Goal of the exercise: Extract the entries in their exact form.

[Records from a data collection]
***

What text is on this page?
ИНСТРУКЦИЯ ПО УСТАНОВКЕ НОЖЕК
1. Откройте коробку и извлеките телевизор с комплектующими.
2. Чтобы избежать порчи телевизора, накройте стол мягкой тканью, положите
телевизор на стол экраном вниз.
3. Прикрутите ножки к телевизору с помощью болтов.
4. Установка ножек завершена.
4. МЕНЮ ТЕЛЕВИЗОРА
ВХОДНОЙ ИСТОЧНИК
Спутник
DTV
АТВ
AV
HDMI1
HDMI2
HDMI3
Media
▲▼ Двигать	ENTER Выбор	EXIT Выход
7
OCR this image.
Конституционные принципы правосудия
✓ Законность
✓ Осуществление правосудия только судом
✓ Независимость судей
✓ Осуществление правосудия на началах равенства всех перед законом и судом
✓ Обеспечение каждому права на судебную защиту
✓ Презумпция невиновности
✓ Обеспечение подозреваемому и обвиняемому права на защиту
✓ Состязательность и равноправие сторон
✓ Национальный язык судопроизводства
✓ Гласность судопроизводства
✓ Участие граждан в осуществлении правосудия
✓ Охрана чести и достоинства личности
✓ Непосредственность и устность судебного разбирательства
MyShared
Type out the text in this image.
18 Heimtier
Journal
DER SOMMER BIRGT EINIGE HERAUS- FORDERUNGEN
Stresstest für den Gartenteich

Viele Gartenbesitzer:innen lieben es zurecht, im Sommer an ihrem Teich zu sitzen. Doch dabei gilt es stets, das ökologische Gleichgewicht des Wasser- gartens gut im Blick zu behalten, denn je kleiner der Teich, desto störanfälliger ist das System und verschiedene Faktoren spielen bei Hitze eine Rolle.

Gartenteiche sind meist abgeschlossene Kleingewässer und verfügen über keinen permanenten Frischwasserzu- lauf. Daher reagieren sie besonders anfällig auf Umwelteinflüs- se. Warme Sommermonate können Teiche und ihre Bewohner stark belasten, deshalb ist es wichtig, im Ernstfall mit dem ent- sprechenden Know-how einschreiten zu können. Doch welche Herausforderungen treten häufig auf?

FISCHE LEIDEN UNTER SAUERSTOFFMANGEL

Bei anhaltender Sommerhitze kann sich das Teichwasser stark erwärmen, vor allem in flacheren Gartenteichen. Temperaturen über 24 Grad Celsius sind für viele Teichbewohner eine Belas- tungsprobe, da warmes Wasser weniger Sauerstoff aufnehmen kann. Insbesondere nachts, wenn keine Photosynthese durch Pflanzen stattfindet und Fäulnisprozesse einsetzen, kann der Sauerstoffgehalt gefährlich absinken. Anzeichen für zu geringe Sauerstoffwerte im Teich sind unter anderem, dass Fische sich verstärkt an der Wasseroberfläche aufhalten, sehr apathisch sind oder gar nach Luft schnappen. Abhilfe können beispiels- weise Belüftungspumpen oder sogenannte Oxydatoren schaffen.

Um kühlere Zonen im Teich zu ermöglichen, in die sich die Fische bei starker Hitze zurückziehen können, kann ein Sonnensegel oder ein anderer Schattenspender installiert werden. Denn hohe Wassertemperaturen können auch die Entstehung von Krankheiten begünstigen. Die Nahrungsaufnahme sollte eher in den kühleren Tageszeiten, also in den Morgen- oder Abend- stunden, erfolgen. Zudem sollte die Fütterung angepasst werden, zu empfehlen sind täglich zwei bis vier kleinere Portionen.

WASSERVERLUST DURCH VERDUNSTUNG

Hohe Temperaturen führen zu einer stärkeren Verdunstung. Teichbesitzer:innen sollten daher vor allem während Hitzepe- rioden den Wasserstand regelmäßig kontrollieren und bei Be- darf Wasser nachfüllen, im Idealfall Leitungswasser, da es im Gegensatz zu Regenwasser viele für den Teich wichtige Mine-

***

Final result:
What text is on this page?
ИНСТРУКЦИЯ ПО УСТАНОВКЕ НОЖЕК
1. Откройте коробку и извлеките телевизор с комплектующими.
2. Чтобы избежать порчи телевизора, накройте стол мягкой тканью, положите
телевизор на стол экраном вниз.
3. Прикрутите ножки к телевизору с помощью болтов.
4. Установка ножек завершена.
4. МЕНЮ ТЕЛЕВИЗОРА
ВХОДНОЙ ИСТОЧНИК
Спутник
DTV
АТВ
AV
HDMI1
HDMI2
HDMI3
Media
▲▼ Двигать	ENTER Выбор	EXIT Выход
7
OCR this image.
Конституционные принципы правосудия
✓ Законность
✓ Осуществление правосудия только судом
✓ Независимость судей
✓ Осуществление правосудия на началах равенства всех перед законом и судом
✓ Обеспечение каждому права на судебную защиту
✓ Презумпция невиновности
✓ Обеспечение подозреваемому и обвиняемому права на защиту
✓ Состязательность и равноправие сторон
✓ Национальный язык судопроизводства
✓ Гласность судопроизводства
✓ Участие граждан в осуществлении правосудия
✓ Охрана чести и достоинства личности
✓ Непосредственность и устность судебного разбирательства
MyShared
Type out the text in this image.
18 Heimtier
Journal
DER SOMMER BIRGT EINIGE HERAUS- FORDERUNGEN
Stresstest für den Gartenteich

Viele Gartenbesitzer:innen lieben es zurecht, im Sommer an ihrem Teich zu sitzen. Doch dabei gilt es stets, das ökologische Gleichgewicht des Wasser- gartens gut im Blick zu behalten, denn je kleiner der Teich, desto störanfälliger ist das System und verschiedene Faktoren spielen bei Hitze eine Rolle.

Gartenteiche sind meist abgeschlossene Kleingewässer und verfügen über keinen permanenten Frischwasserzu- lauf. Daher reagieren sie besonders anfällig auf Umwelteinflüs- se. Warme Sommermonate können Teiche und ihre Bewohner stark belasten, deshalb ist es wichtig, im Ernstfall mit dem ent- sprechenden Know-how einschreiten zu können. Doch welche Herausforderungen treten häufig auf?

FISCHE LEIDEN UNTER SAUERSTOFFMANGEL

Bei anhaltender Sommerhitze kann sich das Teichwasser stark erwärmen, vor allem in flacheren Gartenteichen. Temperaturen über 24 Grad Celsius sind für viele Teichbewohner eine Belas- tungsprobe, da warmes Wasser weniger Sauerstoff aufnehmen kann. Insbesondere nachts, wenn keine Photosynthese durch Pflanzen stattfindet und Fäulnisprozesse einsetzen, kann der Sauerstoffgehalt gefährlich absinken. Anzeichen für zu geringe Sauerstoffwerte im Teich sind unter anderem, dass Fische sich verstärkt an der Wasseroberfläche aufhalten, sehr apathisch sind oder gar nach Luft schnappen. Abhilfe können beispiels- weise Belüftungspumpen oder sogenannte Oxydatoren schaffen.

Um kühlere Zonen im Teich zu ermöglichen, in die sich die Fische bei starker Hitze zurückziehen können, kann ein Sonnensegel oder ein anderer Schattenspender installiert werden. Denn hohe Wassertemperaturen können auch die Entstehung von Krankheiten begünstigen. Die Nahrungsaufnahme sollte eher in den kühleren Tageszeiten, also in den Morgen- oder Abend- stunden, erfolgen. Zudem sollte die Fütterung angepasst werden, zu empfehlen sind täglich zwei bis vier kleinere Portionen.

WASSERVERLUST DURCH VERDUNSTUNG

Hohe Temperaturen führen zu einer stärkeren Verdunstung. Teichbesitzer:innen sollten daher vor allem während Hitzepe- rioden den Wasserstand regelmäßig kontrollieren und bei Be- darf Wasser nachfüllen, im Idealfall Leitungswasser, da es im Gegensatz zu Regenwasser viele für den Teich wichtige Mine-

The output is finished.